WORK TO COMPLETE. Pull out every line of the listing below where "angina" appears.

MATERIAL FOR THE TASK.
• • •

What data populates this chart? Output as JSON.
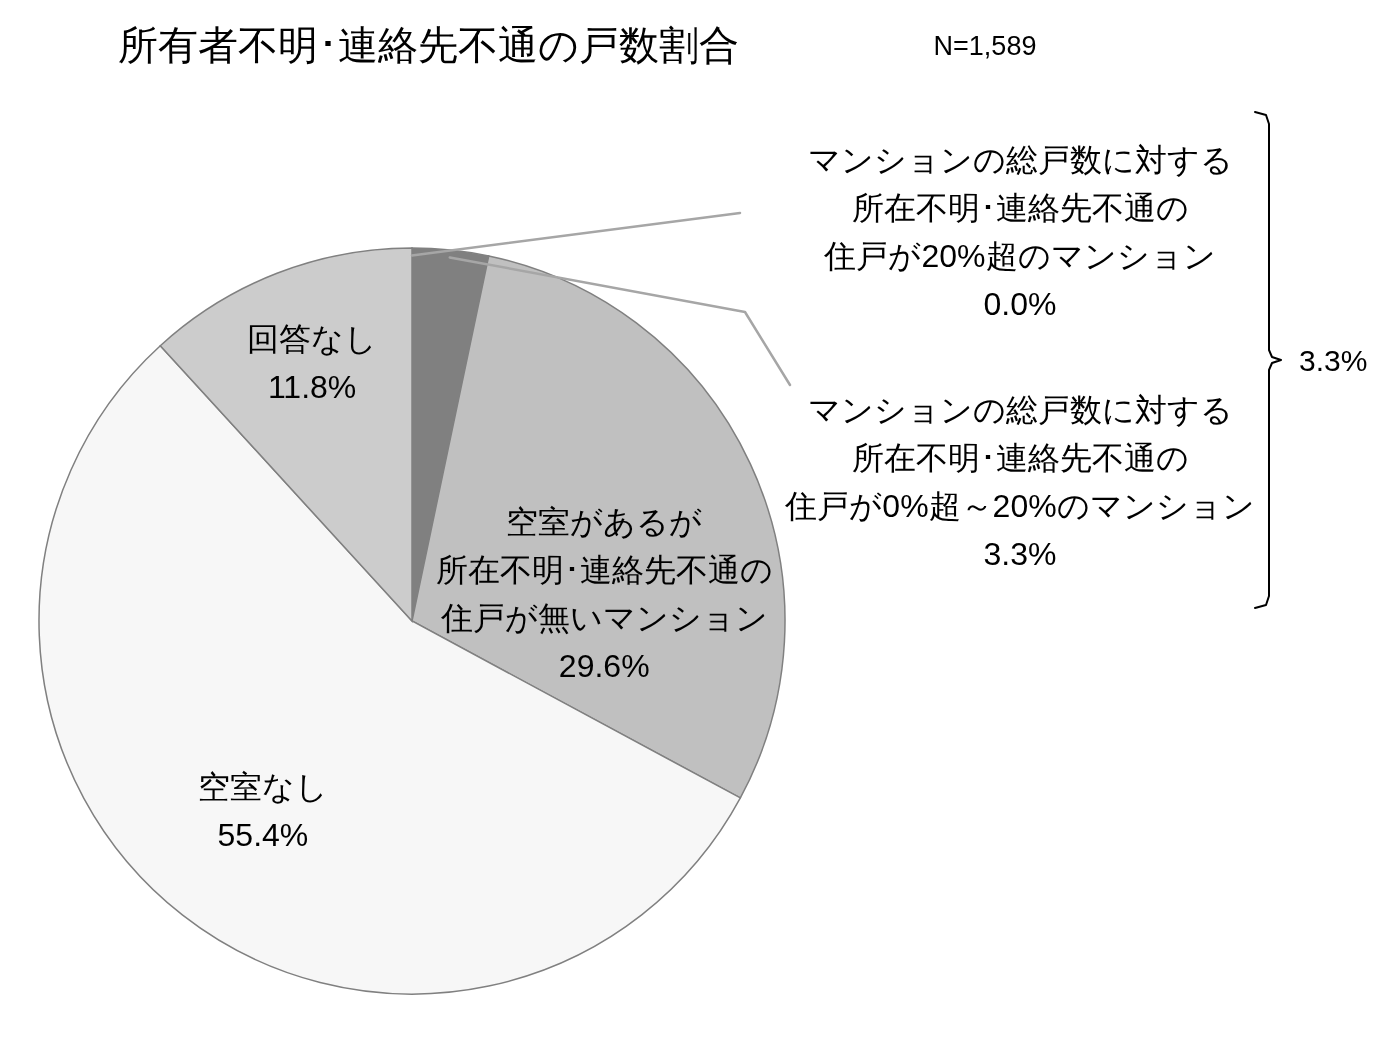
{
  "chart_data": {
    "type": "pie",
    "title": "所有者不明･連絡先不通の戸数割合",
    "subtitle": "N=1,589",
    "categories": [
      "マンションの総戸数に対する所在不明･連絡先不通の住戸が20%超のマンション",
      "マンションの総戸数に対する所在不明･連絡先不通の住戸が0%超～20%のマンション",
      "空室があるが所在不明･連絡先不通の住戸が無いマンション",
      "空室なし",
      "回答なし"
    ],
    "values": [
      0.0,
      3.3,
      29.6,
      55.4,
      11.8
    ],
    "colors": [
      "#595959",
      "#808080",
      "#c0c0c0",
      "#f7f7f7",
      "#cccccc"
    ],
    "value_labels": [
      "0.0%",
      "3.3%",
      "29.6%",
      "55.4%",
      "11.8%"
    ],
    "annotations": [
      "3.3%"
    ]
  }
}
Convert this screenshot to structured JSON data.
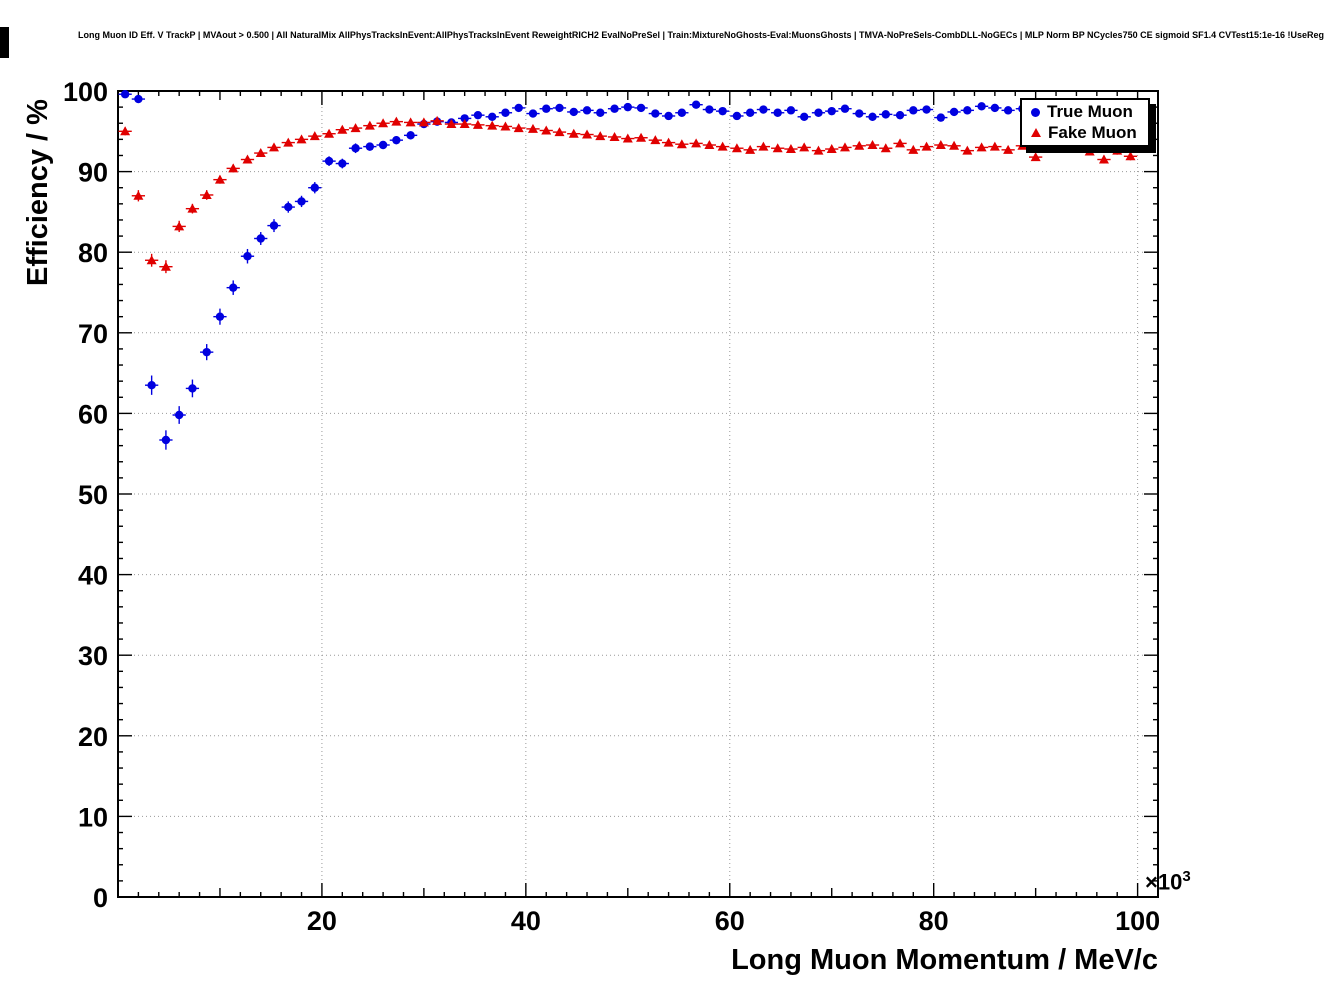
{
  "chart_data": {
    "type": "scatter",
    "title": "Long Muon ID Eff. V TrackP | MVAout > 0.500 | All NaturalMix AllPhysTracksInEvent:AllPhysTracksInEvent ReweightRICH2 EvalNoPreSel | Train:MixtureNoGhosts-Eval:MuonsGhosts | TMVA-NoPreSels-CombDLL-NoGECs | MLP Norm BP NCycles750 CE sigmoid SF1.4 CVTest15:1e-16 !UseReg",
    "xlabel": "Long Muon Momentum / MeV/c",
    "ylabel": "Efficiency / %",
    "x_scale_prefix": "×10",
    "x_scale_exponent": "3",
    "xlim": [
      0,
      102
    ],
    "ylim": [
      0,
      100
    ],
    "x_major_ticks": [
      20,
      40,
      60,
      80,
      100
    ],
    "y_major_ticks": [
      0,
      10,
      20,
      30,
      40,
      50,
      60,
      70,
      80,
      90,
      100
    ],
    "grid": true,
    "legend": {
      "position": "top-right",
      "entries": [
        {
          "label": "True Muon",
          "color": "#0000e0",
          "marker": "circle"
        },
        {
          "label": "Fake Muon",
          "color": "#e00000",
          "marker": "triangle"
        }
      ]
    },
    "series": [
      {
        "name": "True Muon",
        "color": "#0000e0",
        "marker": "circle",
        "points": [
          [
            0.7,
            99.6,
            0.3
          ],
          [
            2.0,
            99.0,
            0.4
          ],
          [
            3.3,
            63.5,
            1.2
          ],
          [
            4.7,
            56.7,
            1.2
          ],
          [
            6.0,
            59.8,
            1.1
          ],
          [
            7.3,
            63.1,
            1.1
          ],
          [
            8.7,
            67.6,
            1.0
          ],
          [
            10.0,
            72.0,
            1.0
          ],
          [
            11.3,
            75.6,
            0.9
          ],
          [
            12.7,
            79.5,
            0.9
          ],
          [
            14.0,
            81.7,
            0.8
          ],
          [
            15.3,
            83.3,
            0.8
          ],
          [
            16.7,
            85.6,
            0.7
          ],
          [
            18.0,
            86.3,
            0.7
          ],
          [
            19.3,
            88.0,
            0.7
          ],
          [
            20.7,
            91.3,
            0.6
          ],
          [
            22.0,
            91.0,
            0.6
          ],
          [
            23.3,
            92.9,
            0.6
          ],
          [
            24.7,
            93.1,
            0.5
          ],
          [
            26.0,
            93.3,
            0.5
          ],
          [
            27.3,
            93.9,
            0.5
          ],
          [
            28.7,
            94.5,
            0.5
          ],
          [
            30.0,
            95.9,
            0.4
          ],
          [
            31.3,
            96.2,
            0.4
          ],
          [
            32.7,
            96.1,
            0.4
          ],
          [
            34.0,
            96.6,
            0.4
          ],
          [
            35.3,
            97.0,
            0.4
          ],
          [
            36.7,
            96.8,
            0.4
          ],
          [
            38.0,
            97.3,
            0.4
          ],
          [
            39.3,
            97.9,
            0.3
          ],
          [
            40.7,
            97.2,
            0.3
          ],
          [
            42.0,
            97.8,
            0.3
          ],
          [
            43.3,
            97.9,
            0.3
          ],
          [
            44.7,
            97.4,
            0.3
          ],
          [
            46.0,
            97.6,
            0.3
          ],
          [
            47.3,
            97.3,
            0.3
          ],
          [
            48.7,
            97.8,
            0.3
          ],
          [
            50.0,
            98.0,
            0.3
          ],
          [
            51.3,
            97.9,
            0.3
          ],
          [
            52.7,
            97.2,
            0.3
          ],
          [
            54.0,
            96.9,
            0.4
          ],
          [
            55.3,
            97.3,
            0.4
          ],
          [
            56.7,
            98.3,
            0.3
          ],
          [
            58.0,
            97.7,
            0.3
          ],
          [
            59.3,
            97.5,
            0.3
          ],
          [
            60.7,
            96.9,
            0.4
          ],
          [
            62.0,
            97.3,
            0.4
          ],
          [
            63.3,
            97.7,
            0.3
          ],
          [
            64.7,
            97.3,
            0.4
          ],
          [
            66.0,
            97.6,
            0.4
          ],
          [
            67.3,
            96.8,
            0.4
          ],
          [
            68.7,
            97.3,
            0.4
          ],
          [
            70.0,
            97.5,
            0.4
          ],
          [
            71.3,
            97.8,
            0.4
          ],
          [
            72.7,
            97.2,
            0.4
          ],
          [
            74.0,
            96.8,
            0.5
          ],
          [
            75.3,
            97.1,
            0.5
          ],
          [
            76.7,
            97.0,
            0.5
          ],
          [
            78.0,
            97.6,
            0.4
          ],
          [
            79.3,
            97.7,
            0.4
          ],
          [
            80.7,
            96.7,
            0.5
          ],
          [
            82.0,
            97.4,
            0.5
          ],
          [
            83.3,
            97.6,
            0.5
          ],
          [
            84.7,
            98.1,
            0.4
          ],
          [
            86.0,
            97.9,
            0.5
          ],
          [
            87.3,
            97.6,
            0.5
          ],
          [
            88.7,
            97.8,
            0.5
          ]
        ]
      },
      {
        "name": "Fake Muon",
        "color": "#e00000",
        "marker": "triangle",
        "points": [
          [
            0.7,
            95.0,
            0.5
          ],
          [
            2.0,
            87.0,
            0.7
          ],
          [
            3.3,
            79.0,
            0.8
          ],
          [
            4.7,
            78.2,
            0.8
          ],
          [
            6.0,
            83.2,
            0.7
          ],
          [
            7.3,
            85.4,
            0.6
          ],
          [
            8.7,
            87.1,
            0.6
          ],
          [
            10.0,
            89.0,
            0.5
          ],
          [
            11.3,
            90.4,
            0.5
          ],
          [
            12.7,
            91.5,
            0.4
          ],
          [
            14.0,
            92.3,
            0.4
          ],
          [
            15.3,
            93.0,
            0.4
          ],
          [
            16.7,
            93.6,
            0.3
          ],
          [
            18.0,
            94.0,
            0.3
          ],
          [
            19.3,
            94.4,
            0.3
          ],
          [
            20.7,
            94.7,
            0.3
          ],
          [
            22.0,
            95.2,
            0.3
          ],
          [
            23.3,
            95.4,
            0.3
          ],
          [
            24.7,
            95.7,
            0.2
          ],
          [
            26.0,
            96.0,
            0.2
          ],
          [
            27.3,
            96.2,
            0.2
          ],
          [
            28.7,
            96.1,
            0.2
          ],
          [
            30.0,
            96.1,
            0.2
          ],
          [
            31.3,
            96.3,
            0.2
          ],
          [
            32.7,
            95.9,
            0.2
          ],
          [
            34.0,
            95.9,
            0.2
          ],
          [
            35.3,
            95.8,
            0.2
          ],
          [
            36.7,
            95.7,
            0.2
          ],
          [
            38.0,
            95.6,
            0.2
          ],
          [
            39.3,
            95.4,
            0.2
          ],
          [
            40.7,
            95.3,
            0.2
          ],
          [
            42.0,
            95.1,
            0.2
          ],
          [
            43.3,
            94.9,
            0.2
          ],
          [
            44.7,
            94.7,
            0.2
          ],
          [
            46.0,
            94.6,
            0.2
          ],
          [
            47.3,
            94.4,
            0.2
          ],
          [
            48.7,
            94.3,
            0.2
          ],
          [
            50.0,
            94.1,
            0.2
          ],
          [
            51.3,
            94.2,
            0.2
          ],
          [
            52.7,
            93.9,
            0.2
          ],
          [
            54.0,
            93.6,
            0.2
          ],
          [
            55.3,
            93.4,
            0.2
          ],
          [
            56.7,
            93.5,
            0.2
          ],
          [
            58.0,
            93.3,
            0.2
          ],
          [
            59.3,
            93.1,
            0.2
          ],
          [
            60.7,
            92.9,
            0.2
          ],
          [
            62.0,
            92.7,
            0.2
          ],
          [
            63.3,
            93.1,
            0.3
          ],
          [
            64.7,
            92.9,
            0.3
          ],
          [
            66.0,
            92.8,
            0.3
          ],
          [
            67.3,
            93.0,
            0.3
          ],
          [
            68.7,
            92.6,
            0.3
          ],
          [
            70.0,
            92.8,
            0.3
          ],
          [
            71.3,
            93.0,
            0.3
          ],
          [
            72.7,
            93.2,
            0.3
          ],
          [
            74.0,
            93.3,
            0.3
          ],
          [
            75.3,
            92.9,
            0.3
          ],
          [
            76.7,
            93.5,
            0.3
          ],
          [
            78.0,
            92.7,
            0.3
          ],
          [
            79.3,
            93.1,
            0.3
          ],
          [
            80.7,
            93.3,
            0.3
          ],
          [
            82.0,
            93.2,
            0.3
          ],
          [
            83.3,
            92.6,
            0.4
          ],
          [
            84.7,
            93.0,
            0.4
          ],
          [
            86.0,
            93.1,
            0.4
          ],
          [
            87.3,
            92.7,
            0.4
          ],
          [
            88.7,
            93.2,
            0.4
          ],
          [
            90.0,
            91.8,
            0.4
          ],
          [
            91.3,
            93.0,
            0.4
          ],
          [
            92.7,
            92.8,
            0.4
          ],
          [
            94.0,
            93.1,
            0.4
          ],
          [
            95.3,
            92.5,
            0.5
          ],
          [
            96.7,
            91.5,
            0.5
          ],
          [
            98.0,
            92.6,
            0.5
          ],
          [
            99.3,
            91.9,
            0.5
          ]
        ]
      }
    ]
  }
}
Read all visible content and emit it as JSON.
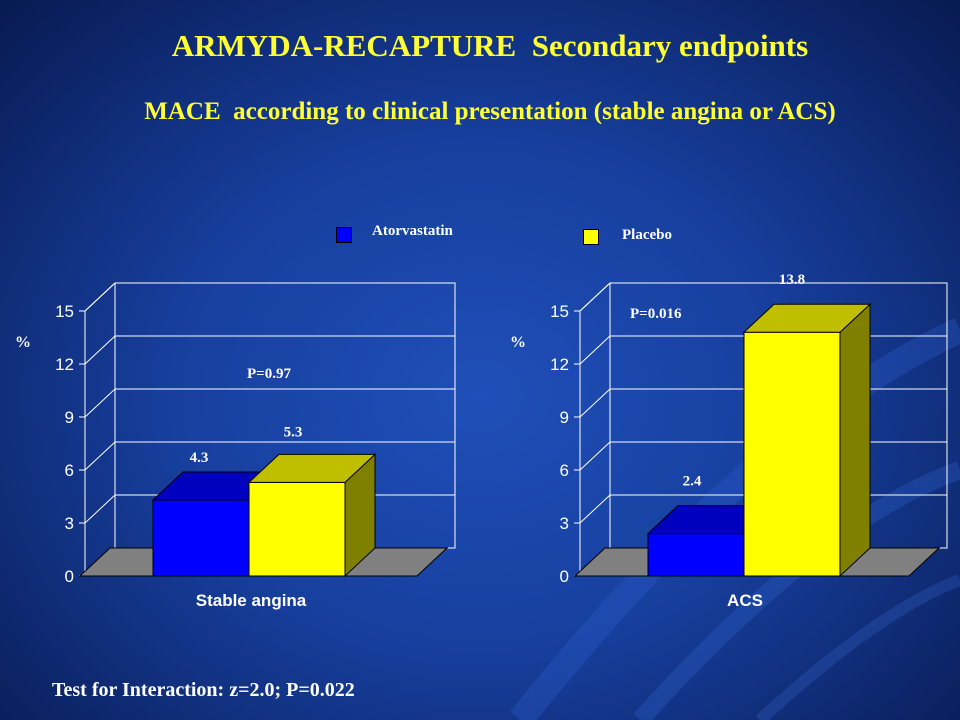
{
  "slide": {
    "title": "ARMYDA-RECAPTURE  Secondary endpoints",
    "subtitle": "MACE  according to clinical presentation (stable angina or ACS)",
    "footer": "Test for Interaction: z=2.0; P=0.022"
  },
  "legend": [
    {
      "label": "Atorvastatin",
      "color": "#0000ff"
    },
    {
      "label": "Placebo",
      "color": "#ffff00"
    }
  ],
  "colors": {
    "atorvastatin": "#0000ff",
    "placebo": "#ffff00",
    "floor": "#808080",
    "grid": "#ffffff"
  },
  "chart_data": [
    {
      "type": "bar",
      "categories": [
        "Stable angina"
      ],
      "series": [
        {
          "name": "Atorvastatin",
          "values": [
            4.3
          ]
        },
        {
          "name": "Placebo",
          "values": [
            5.3
          ]
        }
      ],
      "data_labels": [
        "4.3",
        "5.3"
      ],
      "ylabel": "%",
      "ylim": [
        0,
        15
      ],
      "yticks": [
        0,
        3,
        6,
        9,
        12,
        15
      ],
      "annotation": "P=0.97",
      "grid": true
    },
    {
      "type": "bar",
      "categories": [
        "ACS"
      ],
      "series": [
        {
          "name": "Atorvastatin",
          "values": [
            2.4
          ]
        },
        {
          "name": "Placebo",
          "values": [
            13.8
          ]
        }
      ],
      "data_labels": [
        "2.4",
        "13.8"
      ],
      "ylabel": "%",
      "ylim": [
        0,
        15
      ],
      "yticks": [
        0,
        3,
        6,
        9,
        12,
        15
      ],
      "annotation": "P=0.016",
      "grid": true
    }
  ]
}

• • •

WRITTEN SOLUTION.
    "subtitle": "MACE  according to clinical presentation (stable angina or ACS)",
        "Stable angina"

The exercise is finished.